**MATERIAL SHOWN**
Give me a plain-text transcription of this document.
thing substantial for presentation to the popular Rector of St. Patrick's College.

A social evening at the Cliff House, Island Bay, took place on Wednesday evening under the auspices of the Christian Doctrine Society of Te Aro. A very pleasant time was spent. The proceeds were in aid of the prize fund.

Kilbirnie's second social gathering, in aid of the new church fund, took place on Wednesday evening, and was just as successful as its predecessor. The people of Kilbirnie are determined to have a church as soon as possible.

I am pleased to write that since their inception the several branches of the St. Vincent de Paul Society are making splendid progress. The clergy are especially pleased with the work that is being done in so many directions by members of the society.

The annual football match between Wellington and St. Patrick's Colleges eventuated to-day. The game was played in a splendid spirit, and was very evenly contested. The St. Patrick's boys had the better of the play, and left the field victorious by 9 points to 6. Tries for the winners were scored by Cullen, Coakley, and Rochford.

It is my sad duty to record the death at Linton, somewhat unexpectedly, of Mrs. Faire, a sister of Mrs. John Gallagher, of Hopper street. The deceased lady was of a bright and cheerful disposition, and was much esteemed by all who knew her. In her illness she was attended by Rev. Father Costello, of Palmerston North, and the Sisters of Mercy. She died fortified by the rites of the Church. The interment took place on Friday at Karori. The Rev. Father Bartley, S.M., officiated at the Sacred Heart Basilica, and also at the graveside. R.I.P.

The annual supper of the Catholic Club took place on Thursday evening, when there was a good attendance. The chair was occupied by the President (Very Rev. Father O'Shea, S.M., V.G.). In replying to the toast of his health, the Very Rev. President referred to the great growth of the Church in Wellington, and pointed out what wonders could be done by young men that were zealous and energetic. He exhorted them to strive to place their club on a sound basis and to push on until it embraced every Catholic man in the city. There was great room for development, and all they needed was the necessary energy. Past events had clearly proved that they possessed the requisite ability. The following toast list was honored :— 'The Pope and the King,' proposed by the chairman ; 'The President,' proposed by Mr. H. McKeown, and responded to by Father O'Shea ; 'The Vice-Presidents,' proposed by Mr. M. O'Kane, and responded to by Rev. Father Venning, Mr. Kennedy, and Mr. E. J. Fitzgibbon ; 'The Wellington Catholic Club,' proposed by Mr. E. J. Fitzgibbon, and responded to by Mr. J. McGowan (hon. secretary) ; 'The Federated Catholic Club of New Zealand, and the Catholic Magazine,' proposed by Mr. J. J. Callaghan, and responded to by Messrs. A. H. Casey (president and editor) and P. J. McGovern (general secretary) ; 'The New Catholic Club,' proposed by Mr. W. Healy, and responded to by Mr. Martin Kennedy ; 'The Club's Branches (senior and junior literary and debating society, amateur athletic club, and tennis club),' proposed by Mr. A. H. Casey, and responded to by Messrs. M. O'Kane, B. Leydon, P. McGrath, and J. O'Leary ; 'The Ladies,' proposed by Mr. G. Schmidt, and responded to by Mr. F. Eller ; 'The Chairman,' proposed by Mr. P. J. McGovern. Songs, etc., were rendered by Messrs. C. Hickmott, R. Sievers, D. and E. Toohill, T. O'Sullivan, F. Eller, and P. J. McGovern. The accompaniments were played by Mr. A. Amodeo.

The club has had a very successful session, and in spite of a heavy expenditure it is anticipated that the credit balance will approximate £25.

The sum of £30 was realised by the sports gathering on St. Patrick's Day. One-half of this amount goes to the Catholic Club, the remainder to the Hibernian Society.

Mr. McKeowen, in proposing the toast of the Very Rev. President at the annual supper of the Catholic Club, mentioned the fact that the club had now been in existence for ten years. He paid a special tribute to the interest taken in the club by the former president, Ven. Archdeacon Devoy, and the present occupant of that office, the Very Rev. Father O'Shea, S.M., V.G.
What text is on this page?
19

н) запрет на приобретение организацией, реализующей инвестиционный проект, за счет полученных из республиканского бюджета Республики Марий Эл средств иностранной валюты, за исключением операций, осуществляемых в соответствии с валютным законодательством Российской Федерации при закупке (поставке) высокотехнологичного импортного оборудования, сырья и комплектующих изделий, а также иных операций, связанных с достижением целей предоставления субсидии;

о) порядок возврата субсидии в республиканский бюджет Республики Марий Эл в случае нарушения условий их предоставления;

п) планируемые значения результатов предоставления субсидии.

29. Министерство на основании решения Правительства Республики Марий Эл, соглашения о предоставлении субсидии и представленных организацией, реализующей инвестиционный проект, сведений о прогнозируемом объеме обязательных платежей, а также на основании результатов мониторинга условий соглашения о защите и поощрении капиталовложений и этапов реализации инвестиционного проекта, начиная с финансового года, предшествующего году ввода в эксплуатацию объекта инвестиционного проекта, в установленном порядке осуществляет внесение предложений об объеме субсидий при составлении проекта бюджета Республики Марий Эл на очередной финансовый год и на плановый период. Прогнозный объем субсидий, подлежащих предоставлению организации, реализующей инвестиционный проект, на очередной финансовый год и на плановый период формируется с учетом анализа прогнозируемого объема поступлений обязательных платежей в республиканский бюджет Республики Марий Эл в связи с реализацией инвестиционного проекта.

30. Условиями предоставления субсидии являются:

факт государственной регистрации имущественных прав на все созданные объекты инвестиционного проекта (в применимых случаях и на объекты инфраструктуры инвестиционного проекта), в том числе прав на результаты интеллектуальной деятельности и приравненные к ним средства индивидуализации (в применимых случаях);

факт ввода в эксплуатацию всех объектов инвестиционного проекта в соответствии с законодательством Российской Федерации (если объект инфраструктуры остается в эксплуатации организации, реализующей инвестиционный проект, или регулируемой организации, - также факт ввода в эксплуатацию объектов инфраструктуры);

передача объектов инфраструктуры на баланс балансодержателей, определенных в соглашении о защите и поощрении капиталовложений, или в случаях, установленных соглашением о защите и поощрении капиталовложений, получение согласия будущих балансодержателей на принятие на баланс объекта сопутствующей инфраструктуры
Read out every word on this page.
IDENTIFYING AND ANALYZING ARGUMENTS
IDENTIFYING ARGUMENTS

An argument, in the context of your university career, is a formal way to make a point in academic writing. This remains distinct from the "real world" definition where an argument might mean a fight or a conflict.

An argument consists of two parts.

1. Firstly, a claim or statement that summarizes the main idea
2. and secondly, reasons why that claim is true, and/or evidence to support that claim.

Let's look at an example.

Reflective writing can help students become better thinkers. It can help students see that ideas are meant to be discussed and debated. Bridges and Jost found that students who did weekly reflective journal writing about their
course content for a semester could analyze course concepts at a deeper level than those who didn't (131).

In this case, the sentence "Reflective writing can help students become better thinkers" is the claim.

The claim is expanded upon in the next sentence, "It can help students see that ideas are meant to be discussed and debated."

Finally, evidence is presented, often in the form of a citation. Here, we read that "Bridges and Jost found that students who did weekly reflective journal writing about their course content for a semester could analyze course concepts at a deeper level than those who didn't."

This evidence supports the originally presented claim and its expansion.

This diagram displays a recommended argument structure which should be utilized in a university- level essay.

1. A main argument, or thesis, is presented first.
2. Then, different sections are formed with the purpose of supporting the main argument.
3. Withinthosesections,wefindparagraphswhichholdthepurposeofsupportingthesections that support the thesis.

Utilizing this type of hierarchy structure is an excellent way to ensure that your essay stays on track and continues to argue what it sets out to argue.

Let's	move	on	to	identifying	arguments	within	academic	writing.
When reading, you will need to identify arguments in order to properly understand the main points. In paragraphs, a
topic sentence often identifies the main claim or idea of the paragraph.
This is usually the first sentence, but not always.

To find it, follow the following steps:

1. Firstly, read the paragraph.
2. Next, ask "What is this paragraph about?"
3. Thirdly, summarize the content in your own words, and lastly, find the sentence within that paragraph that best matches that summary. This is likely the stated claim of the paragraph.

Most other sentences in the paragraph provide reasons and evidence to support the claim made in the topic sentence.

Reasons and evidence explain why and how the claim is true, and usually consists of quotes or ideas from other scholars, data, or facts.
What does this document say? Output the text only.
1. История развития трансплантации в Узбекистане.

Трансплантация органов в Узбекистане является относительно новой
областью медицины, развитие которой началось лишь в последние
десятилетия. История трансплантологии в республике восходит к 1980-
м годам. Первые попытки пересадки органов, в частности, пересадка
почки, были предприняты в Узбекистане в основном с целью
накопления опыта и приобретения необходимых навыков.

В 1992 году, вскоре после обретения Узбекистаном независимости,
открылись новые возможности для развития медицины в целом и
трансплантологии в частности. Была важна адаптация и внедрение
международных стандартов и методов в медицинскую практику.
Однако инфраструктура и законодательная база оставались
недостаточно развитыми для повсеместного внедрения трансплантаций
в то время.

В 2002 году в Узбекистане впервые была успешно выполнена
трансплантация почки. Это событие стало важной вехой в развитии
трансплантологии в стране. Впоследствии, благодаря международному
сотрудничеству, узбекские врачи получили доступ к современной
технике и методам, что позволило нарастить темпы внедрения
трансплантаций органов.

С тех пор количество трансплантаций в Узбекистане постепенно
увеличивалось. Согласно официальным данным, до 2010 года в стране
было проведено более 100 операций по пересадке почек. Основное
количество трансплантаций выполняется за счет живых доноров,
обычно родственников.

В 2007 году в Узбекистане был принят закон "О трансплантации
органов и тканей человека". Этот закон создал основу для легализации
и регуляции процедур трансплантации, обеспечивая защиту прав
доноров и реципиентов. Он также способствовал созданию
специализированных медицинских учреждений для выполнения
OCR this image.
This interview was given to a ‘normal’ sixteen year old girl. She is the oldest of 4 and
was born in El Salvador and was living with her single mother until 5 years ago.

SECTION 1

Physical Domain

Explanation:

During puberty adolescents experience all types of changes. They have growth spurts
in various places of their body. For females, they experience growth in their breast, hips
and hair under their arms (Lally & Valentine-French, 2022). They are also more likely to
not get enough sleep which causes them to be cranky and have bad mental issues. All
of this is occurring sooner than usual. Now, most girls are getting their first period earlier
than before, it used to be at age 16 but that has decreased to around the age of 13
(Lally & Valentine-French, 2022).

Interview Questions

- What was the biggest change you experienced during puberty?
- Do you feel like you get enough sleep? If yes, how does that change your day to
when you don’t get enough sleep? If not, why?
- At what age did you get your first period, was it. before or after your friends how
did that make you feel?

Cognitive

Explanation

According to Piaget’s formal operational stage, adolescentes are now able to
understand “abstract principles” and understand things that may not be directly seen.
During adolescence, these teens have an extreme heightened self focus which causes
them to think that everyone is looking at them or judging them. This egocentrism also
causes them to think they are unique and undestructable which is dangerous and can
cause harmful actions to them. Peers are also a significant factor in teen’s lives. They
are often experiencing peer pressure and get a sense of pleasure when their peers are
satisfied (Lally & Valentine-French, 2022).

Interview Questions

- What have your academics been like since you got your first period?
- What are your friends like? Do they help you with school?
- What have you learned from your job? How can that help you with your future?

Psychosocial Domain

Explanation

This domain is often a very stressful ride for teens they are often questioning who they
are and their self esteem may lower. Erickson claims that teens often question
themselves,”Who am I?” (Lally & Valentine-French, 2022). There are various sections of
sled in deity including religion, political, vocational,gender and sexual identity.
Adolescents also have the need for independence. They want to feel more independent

**WHAT TO WORK ON**
Find the string "from" in the records, then copy each line where it occurs.

**SOLUTION FOR THIS TASK**
An argument, in the context of your university career, is a formal way to make a point in academic writing. This remains distinct from the "real world" definition where an argument might mean a fight or a conflict.
Reasons and evidence explain why and how the claim is true, and usually consists of quotes or ideas from other scholars, data, or facts.
- What have you learned from your job? How can that help you with your future?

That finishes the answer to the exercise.